Problem requirements: Locate the word "this" in the entries below, then gather every line that holds it.

=======

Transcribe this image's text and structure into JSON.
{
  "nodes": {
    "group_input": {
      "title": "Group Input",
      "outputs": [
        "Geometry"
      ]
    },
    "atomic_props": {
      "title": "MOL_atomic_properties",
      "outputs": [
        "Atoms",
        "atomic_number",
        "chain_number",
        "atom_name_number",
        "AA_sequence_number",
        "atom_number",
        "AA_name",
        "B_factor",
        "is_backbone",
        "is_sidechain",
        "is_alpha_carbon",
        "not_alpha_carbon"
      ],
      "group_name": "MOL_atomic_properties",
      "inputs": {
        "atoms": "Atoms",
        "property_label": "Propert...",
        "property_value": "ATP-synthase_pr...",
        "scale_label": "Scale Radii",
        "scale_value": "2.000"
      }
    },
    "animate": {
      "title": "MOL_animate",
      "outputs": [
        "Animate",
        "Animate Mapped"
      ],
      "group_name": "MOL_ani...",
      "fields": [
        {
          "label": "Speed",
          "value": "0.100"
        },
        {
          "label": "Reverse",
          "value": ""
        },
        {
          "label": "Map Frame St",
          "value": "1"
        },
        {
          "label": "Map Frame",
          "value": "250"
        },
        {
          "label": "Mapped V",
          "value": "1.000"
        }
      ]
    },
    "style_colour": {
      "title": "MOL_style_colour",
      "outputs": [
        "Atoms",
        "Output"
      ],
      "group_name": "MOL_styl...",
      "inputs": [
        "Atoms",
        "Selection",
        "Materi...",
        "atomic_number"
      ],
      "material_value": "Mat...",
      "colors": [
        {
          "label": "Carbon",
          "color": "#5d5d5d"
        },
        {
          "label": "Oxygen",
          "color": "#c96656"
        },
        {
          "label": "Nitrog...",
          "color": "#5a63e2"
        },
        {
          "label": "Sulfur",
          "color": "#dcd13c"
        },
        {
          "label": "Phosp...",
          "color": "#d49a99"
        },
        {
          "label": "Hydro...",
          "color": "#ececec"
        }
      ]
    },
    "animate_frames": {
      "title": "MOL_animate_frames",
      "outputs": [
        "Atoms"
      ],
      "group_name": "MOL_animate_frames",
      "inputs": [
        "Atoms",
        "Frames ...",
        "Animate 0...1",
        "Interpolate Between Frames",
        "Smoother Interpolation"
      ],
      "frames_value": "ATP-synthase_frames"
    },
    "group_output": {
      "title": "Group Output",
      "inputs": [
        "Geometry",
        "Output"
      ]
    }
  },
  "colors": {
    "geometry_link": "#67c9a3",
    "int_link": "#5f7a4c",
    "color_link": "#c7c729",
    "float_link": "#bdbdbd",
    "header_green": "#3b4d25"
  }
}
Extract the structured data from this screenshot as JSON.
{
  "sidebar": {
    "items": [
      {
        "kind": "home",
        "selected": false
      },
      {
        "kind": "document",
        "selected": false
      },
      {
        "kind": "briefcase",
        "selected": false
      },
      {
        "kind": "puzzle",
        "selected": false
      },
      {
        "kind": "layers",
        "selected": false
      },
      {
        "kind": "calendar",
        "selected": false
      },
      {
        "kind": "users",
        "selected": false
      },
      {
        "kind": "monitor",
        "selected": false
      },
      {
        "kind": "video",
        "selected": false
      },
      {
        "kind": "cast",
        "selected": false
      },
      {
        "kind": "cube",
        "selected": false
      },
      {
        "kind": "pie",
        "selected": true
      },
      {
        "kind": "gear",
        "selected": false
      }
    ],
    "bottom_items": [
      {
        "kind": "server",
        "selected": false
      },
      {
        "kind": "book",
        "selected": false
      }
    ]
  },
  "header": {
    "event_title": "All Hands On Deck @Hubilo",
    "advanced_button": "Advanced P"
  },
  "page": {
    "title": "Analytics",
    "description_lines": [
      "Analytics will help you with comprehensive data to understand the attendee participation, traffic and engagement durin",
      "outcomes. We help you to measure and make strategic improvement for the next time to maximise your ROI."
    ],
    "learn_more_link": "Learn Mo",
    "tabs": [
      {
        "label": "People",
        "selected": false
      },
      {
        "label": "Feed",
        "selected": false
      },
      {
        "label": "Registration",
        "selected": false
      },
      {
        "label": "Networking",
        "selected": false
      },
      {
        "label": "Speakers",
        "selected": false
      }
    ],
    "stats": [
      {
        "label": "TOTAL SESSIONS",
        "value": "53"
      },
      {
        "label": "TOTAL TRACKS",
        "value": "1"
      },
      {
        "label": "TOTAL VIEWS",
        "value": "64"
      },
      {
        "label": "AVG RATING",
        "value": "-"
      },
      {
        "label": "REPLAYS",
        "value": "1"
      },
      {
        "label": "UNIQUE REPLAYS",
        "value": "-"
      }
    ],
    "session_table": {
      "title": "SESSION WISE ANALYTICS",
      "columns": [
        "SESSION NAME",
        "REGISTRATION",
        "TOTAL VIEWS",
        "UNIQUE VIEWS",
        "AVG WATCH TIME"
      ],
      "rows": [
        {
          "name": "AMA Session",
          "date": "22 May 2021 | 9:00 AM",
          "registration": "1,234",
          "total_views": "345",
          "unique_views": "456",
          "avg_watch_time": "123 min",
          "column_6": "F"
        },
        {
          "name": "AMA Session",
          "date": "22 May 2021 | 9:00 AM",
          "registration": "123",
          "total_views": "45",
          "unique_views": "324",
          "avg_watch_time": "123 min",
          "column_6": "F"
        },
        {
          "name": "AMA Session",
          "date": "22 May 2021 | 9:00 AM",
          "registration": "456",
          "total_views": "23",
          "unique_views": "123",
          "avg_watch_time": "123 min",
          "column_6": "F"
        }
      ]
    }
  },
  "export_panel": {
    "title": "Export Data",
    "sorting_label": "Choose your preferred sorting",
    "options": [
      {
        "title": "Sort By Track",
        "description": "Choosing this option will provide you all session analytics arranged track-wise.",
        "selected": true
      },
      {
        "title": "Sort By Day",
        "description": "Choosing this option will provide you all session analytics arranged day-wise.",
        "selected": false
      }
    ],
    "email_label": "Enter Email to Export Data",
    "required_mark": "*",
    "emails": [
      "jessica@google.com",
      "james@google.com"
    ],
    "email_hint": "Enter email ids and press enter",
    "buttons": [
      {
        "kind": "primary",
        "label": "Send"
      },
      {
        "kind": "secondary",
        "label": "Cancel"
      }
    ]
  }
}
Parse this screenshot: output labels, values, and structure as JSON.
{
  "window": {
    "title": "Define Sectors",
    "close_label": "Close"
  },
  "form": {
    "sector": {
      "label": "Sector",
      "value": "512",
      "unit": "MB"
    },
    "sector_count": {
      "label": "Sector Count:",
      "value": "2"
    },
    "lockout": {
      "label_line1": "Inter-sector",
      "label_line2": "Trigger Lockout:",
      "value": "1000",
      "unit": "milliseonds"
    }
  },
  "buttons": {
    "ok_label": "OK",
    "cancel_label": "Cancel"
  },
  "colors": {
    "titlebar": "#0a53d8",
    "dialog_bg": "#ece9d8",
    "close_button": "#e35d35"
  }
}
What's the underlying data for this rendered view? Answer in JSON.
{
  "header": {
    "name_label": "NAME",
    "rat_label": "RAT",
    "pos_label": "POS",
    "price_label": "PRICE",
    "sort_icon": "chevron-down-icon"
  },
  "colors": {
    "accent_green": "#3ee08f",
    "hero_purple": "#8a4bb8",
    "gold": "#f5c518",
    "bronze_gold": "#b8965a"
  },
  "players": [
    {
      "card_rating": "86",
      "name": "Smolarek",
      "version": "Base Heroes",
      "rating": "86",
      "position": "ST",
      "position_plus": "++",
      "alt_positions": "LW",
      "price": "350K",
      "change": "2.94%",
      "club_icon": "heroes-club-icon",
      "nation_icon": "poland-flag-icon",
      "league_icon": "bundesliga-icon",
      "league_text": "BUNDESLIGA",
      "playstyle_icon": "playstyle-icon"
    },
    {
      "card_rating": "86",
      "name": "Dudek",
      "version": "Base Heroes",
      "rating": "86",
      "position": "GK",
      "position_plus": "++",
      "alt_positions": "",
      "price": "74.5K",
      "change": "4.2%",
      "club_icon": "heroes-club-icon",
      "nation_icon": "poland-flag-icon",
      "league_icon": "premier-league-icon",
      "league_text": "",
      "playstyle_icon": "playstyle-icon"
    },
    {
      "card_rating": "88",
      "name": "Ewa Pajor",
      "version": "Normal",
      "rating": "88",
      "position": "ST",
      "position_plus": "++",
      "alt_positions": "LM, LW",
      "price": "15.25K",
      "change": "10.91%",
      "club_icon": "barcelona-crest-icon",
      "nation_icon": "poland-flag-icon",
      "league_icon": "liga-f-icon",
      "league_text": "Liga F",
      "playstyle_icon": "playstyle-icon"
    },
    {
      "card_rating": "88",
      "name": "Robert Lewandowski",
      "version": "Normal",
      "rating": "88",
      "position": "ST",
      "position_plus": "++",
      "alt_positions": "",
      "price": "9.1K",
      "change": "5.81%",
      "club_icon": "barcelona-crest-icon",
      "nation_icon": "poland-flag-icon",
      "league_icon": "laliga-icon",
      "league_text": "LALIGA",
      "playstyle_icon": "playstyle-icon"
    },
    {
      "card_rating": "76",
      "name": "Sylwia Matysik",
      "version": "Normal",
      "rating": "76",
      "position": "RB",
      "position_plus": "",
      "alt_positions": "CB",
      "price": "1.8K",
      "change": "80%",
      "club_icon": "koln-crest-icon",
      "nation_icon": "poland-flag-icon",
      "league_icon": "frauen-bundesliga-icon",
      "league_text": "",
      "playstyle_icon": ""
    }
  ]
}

=======

Output of the exercise:
Transcribe this image's text and structure into JSON.
Extract the structured data from this screenshot as JSON.
        "description": "Choosing this option will provide you all session analytics arranged track-wise.",
        "description": "Choosing this option will provide you all session analytics arranged day-wise.",
Parse this screenshot: output labels, values, and structure as JSON.
What's the underlying data for this rendered view? Answer in JSON.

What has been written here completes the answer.